Stated goal - Write out the records that appear below, verbatim and complete, but without pictures.

:: Records for the exercise ::

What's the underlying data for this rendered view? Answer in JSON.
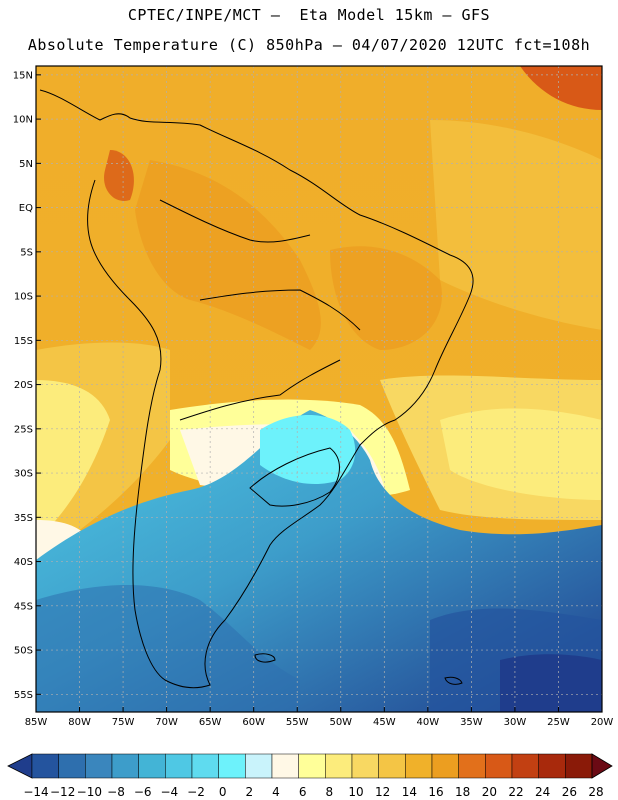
{
  "header": {
    "line1": "CPTEC/INPE/MCT –  Eta Model 15km – GFS",
    "line2": "Absolute Temperature (C) 850hPa – 04/07/2020 12UTC fct=108h"
  },
  "map": {
    "lat_labels": [
      "15N",
      "10N",
      "5N",
      "EQ",
      "5S",
      "10S",
      "15S",
      "20S",
      "25S",
      "30S",
      "35S",
      "40S",
      "45S",
      "50S",
      "55S"
    ],
    "lon_labels": [
      "85W",
      "80W",
      "75W",
      "70W",
      "65W",
      "60W",
      "55W",
      "50W",
      "45W",
      "40W",
      "35W",
      "30W",
      "25W",
      "20W"
    ],
    "extent": {
      "lon_min": -85,
      "lon_max": -20,
      "lat_min": -57,
      "lat_max": 16
    }
  },
  "colorbar": {
    "labels": [
      "-14",
      "-12",
      "-10",
      "-8",
      "-6",
      "-4",
      "-2",
      "0",
      "2",
      "4",
      "6",
      "8",
      "10",
      "12",
      "14",
      "16",
      "18",
      "20",
      "22",
      "24",
      "26",
      "28"
    ],
    "colors": [
      "#1f3d8c",
      "#24549e",
      "#2e6fae",
      "#3a86bd",
      "#3d9dca",
      "#43b4d6",
      "#4fc8e4",
      "#5fdbef",
      "#6df2fb",
      "#c9f3fb",
      "#fff8e6",
      "#ffff99",
      "#fcec7c",
      "#f8d862",
      "#f4c545",
      "#f0b12a",
      "#ec9e20",
      "#e2701b",
      "#d85917",
      "#c24012",
      "#a8290c",
      "#8a1a08",
      "#6b0a14"
    ]
  }
}
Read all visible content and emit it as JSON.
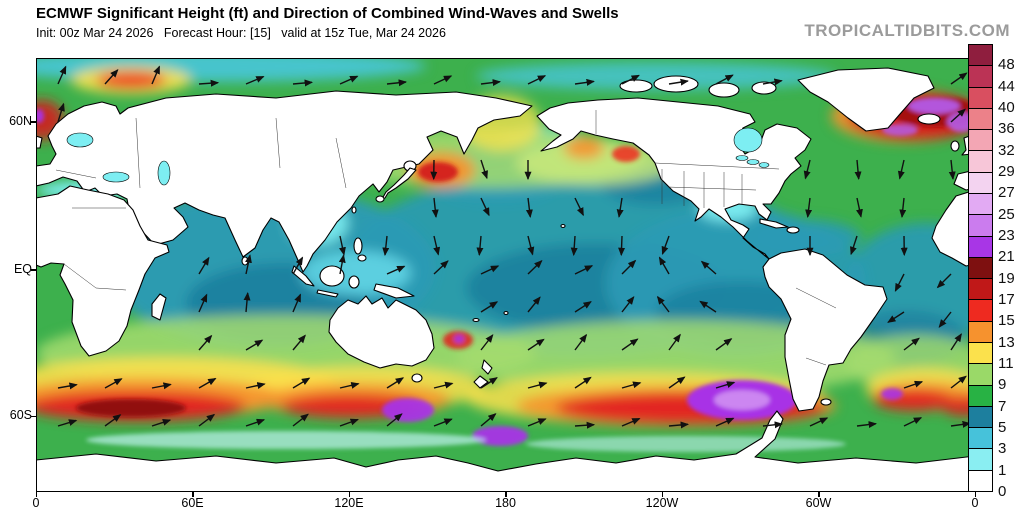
{
  "header": {
    "title": "ECMWF Significant Height (ft) and Direction of Combined Wind-Waves and Swells",
    "subtitle": "Init: 00z Mar 24 2026   Forecast Hour: [15]   valid at 15z Tue, Mar 24 2026",
    "watermark": "TROPICALTIDBITS.COM"
  },
  "axes": {
    "x_tick_labels": [
      "0",
      "60E",
      "120E",
      "180",
      "120W",
      "60W",
      "0"
    ],
    "y_tick_labels": [
      "60N",
      "EQ",
      "60S"
    ]
  },
  "colorbar": {
    "unit": "ft",
    "tick_labels": [
      "48",
      "44",
      "40",
      "36",
      "32",
      "29",
      "27",
      "25",
      "23",
      "21",
      "19",
      "17",
      "15",
      "13",
      "11",
      "9",
      "7",
      "5",
      "3",
      "1",
      "0"
    ],
    "cell_colors_top_to_bottom": [
      "#8f1e3e",
      "#bb3355",
      "#d94f60",
      "#ec8189",
      "#f3a6b4",
      "#f7c6d8",
      "#f3d3f0",
      "#e2aaf3",
      "#cb7cee",
      "#a836e6",
      "#7e1010",
      "#c01818",
      "#ee2a20",
      "#f6922e",
      "#fbe14c",
      "#9ad968",
      "#28b244",
      "#1d7f9e",
      "#46c2da",
      "#8aeef2",
      "#ffffff"
    ]
  },
  "chart_data": {
    "type": "heatmap",
    "title": "ECMWF Significant Height (ft) and Direction of Combined Wind-Waves and Swells",
    "init": "00z Mar 24 2026",
    "forecast_hour": 15,
    "valid": "15z Tue, Mar 24 2026",
    "projection": "global cylindrical lat-lon, centered near 180",
    "x_ticks": [
      "0",
      "60E",
      "120E",
      "180",
      "120W",
      "60W",
      "0"
    ],
    "y_ticks": [
      "60N",
      "EQ",
      "60S"
    ],
    "colorbar_levels_ft": [
      0,
      1,
      3,
      5,
      7,
      9,
      11,
      13,
      15,
      17,
      19,
      21,
      23,
      25,
      27,
      29,
      32,
      36,
      40,
      44,
      48
    ],
    "colorbar_colors_top_to_bottom": [
      "#8f1e3e",
      "#bb3355",
      "#d94f60",
      "#ec8189",
      "#f3a6b4",
      "#f7c6d8",
      "#f3d3f0",
      "#e2aaf3",
      "#cb7cee",
      "#a836e6",
      "#7e1010",
      "#c01818",
      "#ee2a20",
      "#f6922e",
      "#fbe14c",
      "#9ad968",
      "#28b244",
      "#1d7f9e",
      "#46c2da",
      "#8aeef2",
      "#ffffff"
    ],
    "notable_features": [
      {
        "region": "North Atlantic between Greenland and British Isles",
        "peak_height_ft": "21-27 (purple patches in 17-21 ft red core)"
      },
      {
        "region": "Norwegian Sea coast / Barents Sea",
        "peak_height_ft": "15-19"
      },
      {
        "region": "Northwest Pacific east of Japan",
        "peak_height_ft": "15-17"
      },
      {
        "region": "Southern Indian Ocean storm band",
        "peak_height_ft": "19-21"
      },
      {
        "region": "South of Australia and south of New Zealand",
        "peak_height_ft": "21-23 (purple)"
      },
      {
        "region": "South Pacific near Drake Passage / Patagonia",
        "peak_height_ft": "21-27 (large purple area)"
      },
      {
        "region": "South Atlantic storm",
        "peak_height_ft": "21-23 (small purple core)"
      },
      {
        "region": "Tropical oceans (Indian, central/east Pacific, equatorial Atlantic)",
        "typical_height_ft": "3-7"
      },
      {
        "region": "Arrows",
        "meaning": "direction of combined wind-waves and swells"
      }
    ]
  }
}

:::

Response below -
What's the underlying data for this rendered view? Answer in JSON.
{
  "header": {
    "line1": "CPTEC/INPE/MCT –  Eta Model 15km – GFS",
    "line2": "Absolute Temperature (C) 850hPa – 04/07/2020 12UTC fct=108h"
  },
  "map": {
    "lat_labels": [
      "15N",
      "10N",
      "5N",
      "EQ",
      "5S",
      "10S",
      "15S",
      "20S",
      "25S",
      "30S",
      "35S",
      "40S",
      "45S",
      "50S",
      "55S"
    ],
    "lon_labels": [
      "85W",
      "80W",
      "75W",
      "70W",
      "65W",
      "60W",
      "55W",
      "50W",
      "45W",
      "40W",
      "35W",
      "30W",
      "25W",
      "20W"
    ],
    "extent": {
      "lon_min": -85,
      "lon_max": -20,
      "lat_min": -57,
      "lat_max": 16
    }
  },
  "colorbar": {
    "labels": [
      "-14",
      "-12",
      "-10",
      "-8",
      "-6",
      "-4",
      "-2",
      "0",
      "2",
      "4",
      "6",
      "8",
      "10",
      "12",
      "14",
      "16",
      "18",
      "20",
      "22",
      "24",
      "26",
      "28"
    ],
    "colors": [
      "#1f3d8c",
      "#24549e",
      "#2e6fae",
      "#3a86bd",
      "#3d9dca",
      "#43b4d6",
      "#4fc8e4",
      "#5fdbef",
      "#6df2fb",
      "#c9f3fb",
      "#fff8e6",
      "#ffff99",
      "#fcec7c",
      "#f8d862",
      "#f4c545",
      "#f0b12a",
      "#ec9e20",
      "#e2701b",
      "#d85917",
      "#c24012",
      "#a8290c",
      "#8a1a08",
      "#6b0a14"
    ]
  }
}
Read all visible content and emit it as JSON.
{
  "header": {
    "title": "ECMWF Significant Height (ft) and Direction of Combined Wind-Waves and Swells",
    "subtitle": "Init: 00z Mar 24 2026   Forecast Hour: [15]   valid at 15z Tue, Mar 24 2026",
    "watermark": "TROPICALTIDBITS.COM"
  },
  "axes": {
    "x_tick_labels": [
      "0",
      "60E",
      "120E",
      "180",
      "120W",
      "60W",
      "0"
    ],
    "y_tick_labels": [
      "60N",
      "EQ",
      "60S"
    ]
  },
  "colorbar": {
    "unit": "ft",
    "tick_labels": [
      "48",
      "44",
      "40",
      "36",
      "32",
      "29",
      "27",
      "25",
      "23",
      "21",
      "19",
      "17",
      "15",
      "13",
      "11",
      "9",
      "7",
      "5",
      "3",
      "1",
      "0"
    ],
    "cell_colors_top_to_bottom": [
      "#8f1e3e",
      "#bb3355",
      "#d94f60",
      "#ec8189",
      "#f3a6b4",
      "#f7c6d8",
      "#f3d3f0",
      "#e2aaf3",
      "#cb7cee",
      "#a836e6",
      "#7e1010",
      "#c01818",
      "#ee2a20",
      "#f6922e",
      "#fbe14c",
      "#9ad968",
      "#28b244",
      "#1d7f9e",
      "#46c2da",
      "#8aeef2",
      "#ffffff"
    ]
  },
  "chart_data": {
    "type": "heatmap",
    "title": "ECMWF Significant Height (ft) and Direction of Combined Wind-Waves and Swells",
    "init": "00z Mar 24 2026",
    "forecast_hour": 15,
    "valid": "15z Tue, Mar 24 2026",
    "projection": "global cylindrical lat-lon, centered near 180",
    "x_ticks": [
      "0",
      "60E",
      "120E",
      "180",
      "120W",
      "60W",
      "0"
    ],
    "y_ticks": [
      "60N",
      "EQ",
      "60S"
    ],
    "colorbar_levels_ft": [
      0,
      1,
      3,
      5,
      7,
      9,
      11,
      13,
      15,
      17,
      19,
      21,
      23,
      25,
      27,
      29,
      32,
      36,
      40,
      44,
      48
    ],
    "colorbar_colors_top_to_bottom": [
      "#8f1e3e",
      "#bb3355",
      "#d94f60",
      "#ec8189",
      "#f3a6b4",
      "#f7c6d8",
      "#f3d3f0",
      "#e2aaf3",
      "#cb7cee",
      "#a836e6",
      "#7e1010",
      "#c01818",
      "#ee2a20",
      "#f6922e",
      "#fbe14c",
      "#9ad968",
      "#28b244",
      "#1d7f9e",
      "#46c2da",
      "#8aeef2",
      "#ffffff"
    ],
    "notable_features": [
      {
        "region": "North Atlantic between Greenland and British Isles",
        "peak_height_ft": "21-27 (purple patches in 17-21 ft red core)"
      },
      {
        "region": "Norwegian Sea coast / Barents Sea",
        "peak_height_ft": "15-19"
      },
      {
        "region": "Northwest Pacific east of Japan",
        "peak_height_ft": "15-17"
      },
      {
        "region": "Southern Indian Ocean storm band",
        "peak_height_ft": "19-21"
      },
      {
        "region": "South of Australia and south of New Zealand",
        "peak_height_ft": "21-23 (purple)"
      },
      {
        "region": "South Pacific near Drake Passage / Patagonia",
        "peak_height_ft": "21-27 (large purple area)"
      },
      {
        "region": "South Atlantic storm",
        "peak_height_ft": "21-23 (small purple core)"
      },
      {
        "region": "Tropical oceans (Indian, central/east Pacific, equatorial Atlantic)",
        "typical_height_ft": "3-7"
      },
      {
        "region": "Arrows",
        "meaning": "direction of combined wind-waves and swells"
      }
    ]
  }
}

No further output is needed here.